**PROBLEM DESCRIPTION**: Which lines hold the word "time"? Copy each one.
== MATERIALS PROVIDED ==
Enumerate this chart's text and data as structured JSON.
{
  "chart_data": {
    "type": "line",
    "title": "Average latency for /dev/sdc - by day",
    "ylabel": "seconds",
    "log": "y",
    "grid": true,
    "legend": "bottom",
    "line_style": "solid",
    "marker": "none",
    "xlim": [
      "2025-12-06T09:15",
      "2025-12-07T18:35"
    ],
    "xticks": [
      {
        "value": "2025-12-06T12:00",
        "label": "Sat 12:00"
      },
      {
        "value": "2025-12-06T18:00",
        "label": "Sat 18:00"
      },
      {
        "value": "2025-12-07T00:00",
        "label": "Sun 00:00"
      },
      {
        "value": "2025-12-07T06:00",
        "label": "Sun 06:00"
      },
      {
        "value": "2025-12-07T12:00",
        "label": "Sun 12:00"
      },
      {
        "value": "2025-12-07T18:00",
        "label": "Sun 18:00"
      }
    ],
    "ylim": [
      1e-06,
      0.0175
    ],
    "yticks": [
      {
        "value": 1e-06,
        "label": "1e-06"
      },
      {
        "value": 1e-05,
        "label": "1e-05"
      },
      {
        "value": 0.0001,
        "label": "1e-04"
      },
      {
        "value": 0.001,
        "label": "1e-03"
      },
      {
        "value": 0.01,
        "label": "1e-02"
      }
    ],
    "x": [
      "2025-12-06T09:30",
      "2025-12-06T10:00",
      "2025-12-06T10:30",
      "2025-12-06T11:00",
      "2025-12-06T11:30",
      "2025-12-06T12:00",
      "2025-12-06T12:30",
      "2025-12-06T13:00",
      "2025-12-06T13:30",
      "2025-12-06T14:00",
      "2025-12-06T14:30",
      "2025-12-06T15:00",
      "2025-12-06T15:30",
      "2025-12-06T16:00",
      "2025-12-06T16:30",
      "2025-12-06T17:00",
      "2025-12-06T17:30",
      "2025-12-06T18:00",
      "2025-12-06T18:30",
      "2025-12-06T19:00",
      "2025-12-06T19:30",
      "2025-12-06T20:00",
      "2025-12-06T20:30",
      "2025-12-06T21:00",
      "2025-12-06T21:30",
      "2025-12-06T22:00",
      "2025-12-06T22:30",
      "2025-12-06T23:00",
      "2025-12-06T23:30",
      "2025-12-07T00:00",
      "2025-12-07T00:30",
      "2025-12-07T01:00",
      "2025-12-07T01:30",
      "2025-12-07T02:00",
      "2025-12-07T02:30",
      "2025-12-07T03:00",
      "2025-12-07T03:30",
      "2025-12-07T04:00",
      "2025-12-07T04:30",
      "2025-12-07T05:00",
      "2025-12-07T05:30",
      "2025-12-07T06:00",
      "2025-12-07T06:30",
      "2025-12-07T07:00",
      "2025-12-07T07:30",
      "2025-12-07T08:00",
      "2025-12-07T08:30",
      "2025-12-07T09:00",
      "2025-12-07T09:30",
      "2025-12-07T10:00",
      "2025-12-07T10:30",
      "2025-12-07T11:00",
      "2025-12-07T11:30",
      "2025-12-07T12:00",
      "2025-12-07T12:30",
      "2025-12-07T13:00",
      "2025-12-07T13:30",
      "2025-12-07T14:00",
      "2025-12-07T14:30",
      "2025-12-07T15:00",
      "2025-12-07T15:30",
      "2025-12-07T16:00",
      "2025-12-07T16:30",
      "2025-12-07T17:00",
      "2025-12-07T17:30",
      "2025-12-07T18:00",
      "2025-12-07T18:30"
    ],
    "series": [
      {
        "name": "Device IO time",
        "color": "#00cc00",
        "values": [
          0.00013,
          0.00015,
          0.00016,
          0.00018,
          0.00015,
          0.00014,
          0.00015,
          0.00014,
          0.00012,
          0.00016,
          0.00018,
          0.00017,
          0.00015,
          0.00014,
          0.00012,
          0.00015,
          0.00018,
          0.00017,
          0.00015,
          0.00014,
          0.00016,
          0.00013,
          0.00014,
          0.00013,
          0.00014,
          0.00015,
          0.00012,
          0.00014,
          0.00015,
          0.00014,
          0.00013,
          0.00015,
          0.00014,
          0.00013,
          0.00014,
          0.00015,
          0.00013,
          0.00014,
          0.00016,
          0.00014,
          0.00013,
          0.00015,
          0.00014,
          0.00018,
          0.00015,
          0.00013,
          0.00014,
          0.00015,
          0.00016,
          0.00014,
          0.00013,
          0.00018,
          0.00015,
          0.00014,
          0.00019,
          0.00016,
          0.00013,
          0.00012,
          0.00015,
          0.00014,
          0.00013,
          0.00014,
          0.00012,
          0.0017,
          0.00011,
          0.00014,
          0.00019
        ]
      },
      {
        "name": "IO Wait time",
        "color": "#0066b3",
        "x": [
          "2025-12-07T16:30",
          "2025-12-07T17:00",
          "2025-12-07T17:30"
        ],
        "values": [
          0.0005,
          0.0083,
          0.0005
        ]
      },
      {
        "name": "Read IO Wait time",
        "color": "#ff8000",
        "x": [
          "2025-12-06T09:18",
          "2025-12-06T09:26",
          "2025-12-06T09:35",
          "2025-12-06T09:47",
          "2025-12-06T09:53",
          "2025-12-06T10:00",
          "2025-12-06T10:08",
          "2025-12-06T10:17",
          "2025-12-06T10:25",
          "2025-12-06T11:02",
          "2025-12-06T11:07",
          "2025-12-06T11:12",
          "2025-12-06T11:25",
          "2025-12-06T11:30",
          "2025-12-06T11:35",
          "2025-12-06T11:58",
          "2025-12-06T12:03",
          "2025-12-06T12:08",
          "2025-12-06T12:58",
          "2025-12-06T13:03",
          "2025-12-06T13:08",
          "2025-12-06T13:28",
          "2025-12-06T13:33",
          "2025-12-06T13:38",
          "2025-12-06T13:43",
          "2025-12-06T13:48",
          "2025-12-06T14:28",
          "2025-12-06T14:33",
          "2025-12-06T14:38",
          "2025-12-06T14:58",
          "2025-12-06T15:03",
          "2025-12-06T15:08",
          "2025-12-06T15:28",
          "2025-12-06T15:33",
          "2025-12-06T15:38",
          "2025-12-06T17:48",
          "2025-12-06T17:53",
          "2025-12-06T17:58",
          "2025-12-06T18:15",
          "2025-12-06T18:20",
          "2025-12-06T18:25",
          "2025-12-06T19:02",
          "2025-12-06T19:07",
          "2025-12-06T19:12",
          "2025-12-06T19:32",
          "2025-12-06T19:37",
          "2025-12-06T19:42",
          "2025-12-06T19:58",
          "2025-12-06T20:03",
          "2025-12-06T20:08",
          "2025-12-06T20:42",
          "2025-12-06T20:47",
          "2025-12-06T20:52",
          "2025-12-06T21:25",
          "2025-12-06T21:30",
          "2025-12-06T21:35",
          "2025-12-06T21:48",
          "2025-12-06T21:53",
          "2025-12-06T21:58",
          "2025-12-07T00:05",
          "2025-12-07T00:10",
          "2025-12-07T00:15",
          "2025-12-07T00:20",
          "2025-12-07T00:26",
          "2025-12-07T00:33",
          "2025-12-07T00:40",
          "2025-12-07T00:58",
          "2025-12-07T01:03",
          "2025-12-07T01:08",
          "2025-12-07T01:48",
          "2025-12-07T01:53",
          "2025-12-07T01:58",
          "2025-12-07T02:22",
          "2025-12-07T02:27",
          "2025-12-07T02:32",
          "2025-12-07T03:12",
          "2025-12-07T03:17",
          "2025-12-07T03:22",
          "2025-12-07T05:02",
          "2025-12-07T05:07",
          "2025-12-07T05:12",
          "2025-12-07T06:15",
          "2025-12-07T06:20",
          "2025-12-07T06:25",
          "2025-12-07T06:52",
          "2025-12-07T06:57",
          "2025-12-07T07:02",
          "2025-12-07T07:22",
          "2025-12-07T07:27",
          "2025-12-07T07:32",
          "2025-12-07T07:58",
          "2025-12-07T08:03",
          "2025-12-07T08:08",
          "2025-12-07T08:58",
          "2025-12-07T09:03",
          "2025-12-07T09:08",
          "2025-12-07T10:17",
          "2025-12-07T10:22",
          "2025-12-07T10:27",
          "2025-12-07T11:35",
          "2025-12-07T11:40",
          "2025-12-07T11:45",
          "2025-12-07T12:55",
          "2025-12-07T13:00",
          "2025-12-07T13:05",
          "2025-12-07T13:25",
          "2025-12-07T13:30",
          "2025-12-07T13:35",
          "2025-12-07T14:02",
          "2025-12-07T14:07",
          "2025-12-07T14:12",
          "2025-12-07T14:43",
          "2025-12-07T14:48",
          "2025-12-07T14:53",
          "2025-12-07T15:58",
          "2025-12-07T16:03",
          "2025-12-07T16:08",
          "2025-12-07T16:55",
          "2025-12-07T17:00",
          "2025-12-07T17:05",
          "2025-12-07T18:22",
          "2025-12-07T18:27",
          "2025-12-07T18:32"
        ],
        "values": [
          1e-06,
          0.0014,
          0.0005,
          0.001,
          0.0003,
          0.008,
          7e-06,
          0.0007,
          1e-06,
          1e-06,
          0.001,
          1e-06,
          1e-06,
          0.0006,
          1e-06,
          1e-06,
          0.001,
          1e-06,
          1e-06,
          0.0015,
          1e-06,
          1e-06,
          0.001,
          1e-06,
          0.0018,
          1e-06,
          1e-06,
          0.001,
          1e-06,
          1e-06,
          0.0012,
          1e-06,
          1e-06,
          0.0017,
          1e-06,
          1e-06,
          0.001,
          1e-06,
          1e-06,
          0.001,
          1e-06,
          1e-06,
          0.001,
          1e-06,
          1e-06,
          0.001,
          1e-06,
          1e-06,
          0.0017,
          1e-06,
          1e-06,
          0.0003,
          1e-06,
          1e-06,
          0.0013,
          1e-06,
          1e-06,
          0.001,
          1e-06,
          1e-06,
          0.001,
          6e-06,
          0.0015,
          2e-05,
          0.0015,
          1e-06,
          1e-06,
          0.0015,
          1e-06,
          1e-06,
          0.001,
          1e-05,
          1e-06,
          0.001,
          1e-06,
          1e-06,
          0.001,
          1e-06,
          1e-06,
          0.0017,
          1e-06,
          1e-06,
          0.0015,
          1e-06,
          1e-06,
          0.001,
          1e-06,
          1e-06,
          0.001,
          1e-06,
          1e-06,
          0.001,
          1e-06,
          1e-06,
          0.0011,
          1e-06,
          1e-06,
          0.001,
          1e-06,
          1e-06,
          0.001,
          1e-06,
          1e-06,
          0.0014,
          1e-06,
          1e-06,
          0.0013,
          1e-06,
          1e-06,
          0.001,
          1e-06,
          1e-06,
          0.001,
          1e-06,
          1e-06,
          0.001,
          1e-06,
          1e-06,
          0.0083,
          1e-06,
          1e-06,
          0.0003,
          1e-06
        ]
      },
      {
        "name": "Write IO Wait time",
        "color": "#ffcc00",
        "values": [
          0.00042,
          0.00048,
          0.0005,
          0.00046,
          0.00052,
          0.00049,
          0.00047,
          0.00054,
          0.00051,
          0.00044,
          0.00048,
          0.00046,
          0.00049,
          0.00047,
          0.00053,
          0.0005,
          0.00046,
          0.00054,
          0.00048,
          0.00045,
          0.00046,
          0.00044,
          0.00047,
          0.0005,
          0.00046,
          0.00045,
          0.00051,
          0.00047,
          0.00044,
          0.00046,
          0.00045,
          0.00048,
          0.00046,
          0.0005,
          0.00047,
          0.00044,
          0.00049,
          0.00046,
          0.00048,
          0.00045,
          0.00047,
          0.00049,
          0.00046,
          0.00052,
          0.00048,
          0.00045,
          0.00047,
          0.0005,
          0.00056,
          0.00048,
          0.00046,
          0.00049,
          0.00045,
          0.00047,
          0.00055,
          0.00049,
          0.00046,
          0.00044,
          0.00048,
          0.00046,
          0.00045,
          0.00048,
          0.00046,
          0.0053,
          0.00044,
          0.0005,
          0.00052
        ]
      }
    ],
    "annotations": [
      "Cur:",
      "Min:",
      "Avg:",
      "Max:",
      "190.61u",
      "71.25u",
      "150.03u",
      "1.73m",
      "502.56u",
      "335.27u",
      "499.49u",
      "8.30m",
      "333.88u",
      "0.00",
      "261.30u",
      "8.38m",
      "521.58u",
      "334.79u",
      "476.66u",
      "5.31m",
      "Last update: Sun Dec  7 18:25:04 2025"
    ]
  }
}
===
**EXPECTED ANSWER**:
        "name": "Device IO time",
        "name": "IO Wait time",
        "name": "Read IO Wait time",
        "name": "Write IO Wait time",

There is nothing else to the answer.